- **PROBLEM A**
In the passage on foreign influence and early immigration policy, to how many years did Congress raise the residency requirement in 1798?
- **PROBLEM B**
Translate this sentence from the passage on foreign influence and early immigration policy into Spanish: "Federalists feared the rise of Jacobinism and the spread of the radical political ideas that underlay the French Revolution."
- **PROBLEM C**
Write the next part of the passage on foreign influence and early immigration policy, picking up after its final sentence.

- **PAGE**

***

One problem intrinsic to immigration is that it has the potential of exposing public opinion to foreign influence and inviting outside attempts to manipulate American politics. "Foreign influence is truly the Grecian horse to a republic," Hamilton thought. "We cannot be too careful to exclude its entrance." A free people must be "constantly awake" to "the insidious wiles of foreign influence," Washington advised in his Farewell Address; outside influence in the nation's governance "is sufficient to lead it astray from its duty and its interest." The result of "plunging us into the broils of the European nations," Jefferson predicted, would be the breakup of the Union.

Both the possibility of foreign influence and its prevention dominated foreign policy debates of the 1790s. Federalists feared the rise of Jacobinism and the spread of the radical political ideas that underlay the French Revolution. Republicans were suspicious of royalist immigrants—the "fugitive nobility"—fleeing the collapse of the ancien régime. In 1798, during John Adams's presidency, the publication of the correspondence of the "XYZ" affair led Congress to increase the residency requirement from five to 14 years, a step Hamilton later referred to as " a temporary measure adopted under peculiar circumstances."

***

- **SOURCE EXCERPT**
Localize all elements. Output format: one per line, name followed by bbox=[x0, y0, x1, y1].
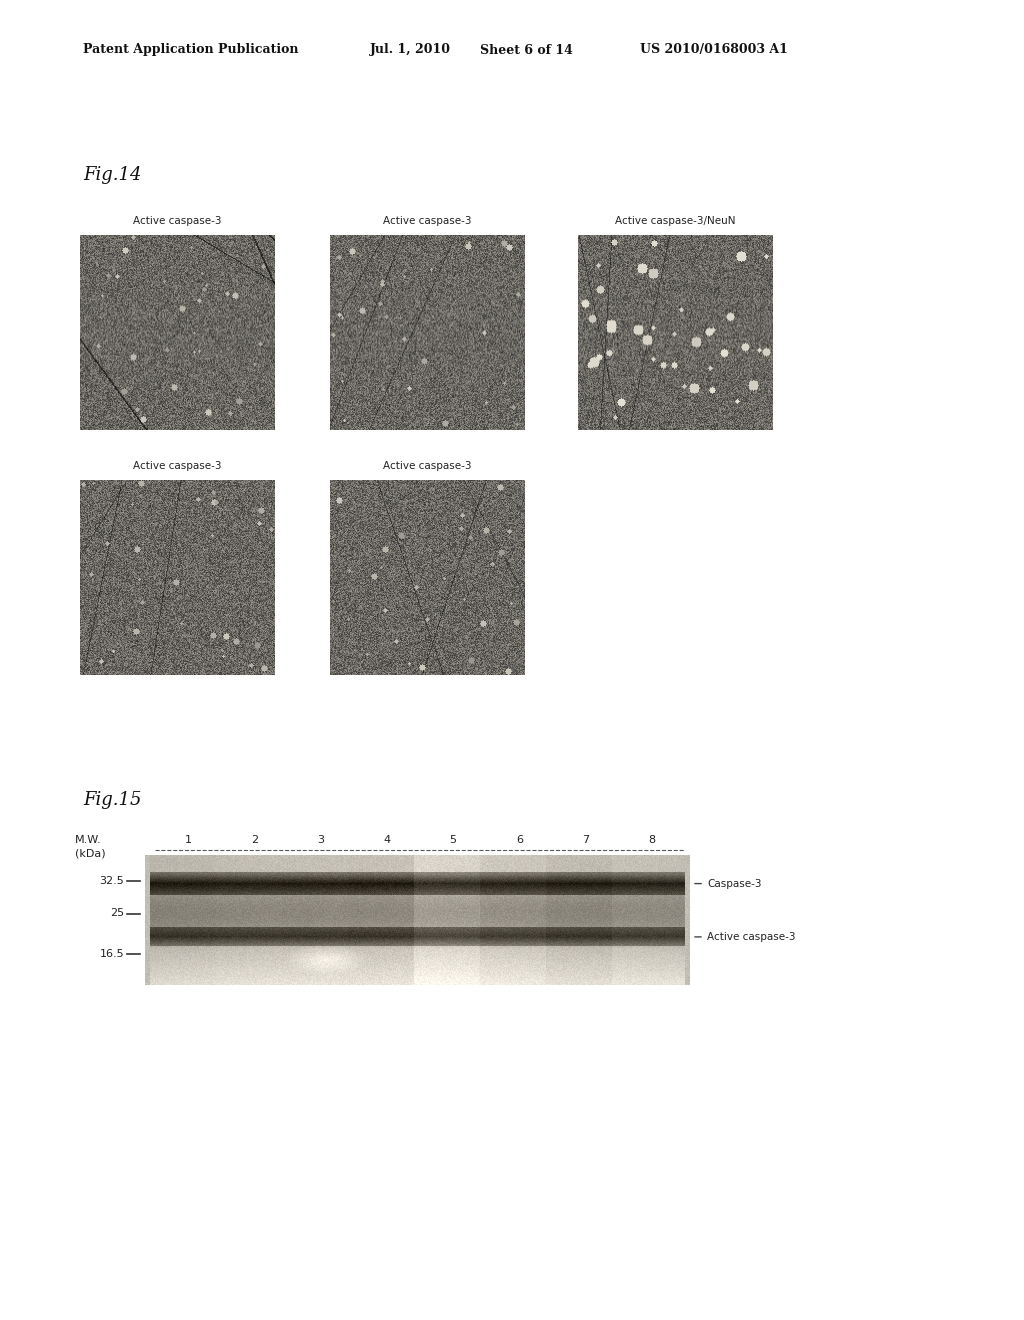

***

- **ANSWER A**
Congress raised it from five to 14 years.

- **ANSWER B**
Los federalistas temían el auge del jacobinismo y la propagación de las ideas políticas radicales que subyacían a la Revolución Francesa.

- **ANSWER C**
At the same time, Congress also passed the infamous Alien and Sedition Acts, which Republicans thought unwarranted and unconstitutional. The less notorious Alien Act, which authorized the President to order out of the United States all alien residents regarded as dangerous to the public peace and safety or suspected of "treasonable or secret" leanings, expired in 1800 without ever having been enforced. Nevertheless, the Alien Act was not without effect, causing protests among various ethnic groups, especially the Irish. When he was elected President in 1800, due in no small part to the immigrant vote, Jefferson wanted to get rid of the residency requirement completely. Congress, believing residency was still a key element of naturalization, lowered the requirement to the previous length of five years, where it has remained ever since.

The Deeper Problem

At root was a more profound concern. What Hamilton ultimately feared was not the bribery and direct pressure usually associated with foreign influence, but the possibility of foreign opinions coming "under the patronage of our passions, under the auspices of national prejudice and partiality." The deeper problem, in the Founders' view, was that by injecting foreign ideas, manners, and habits into the public consciousness, immigration would undermine the cohesiveness and sense of community that they believed to be vital to the success of popular government.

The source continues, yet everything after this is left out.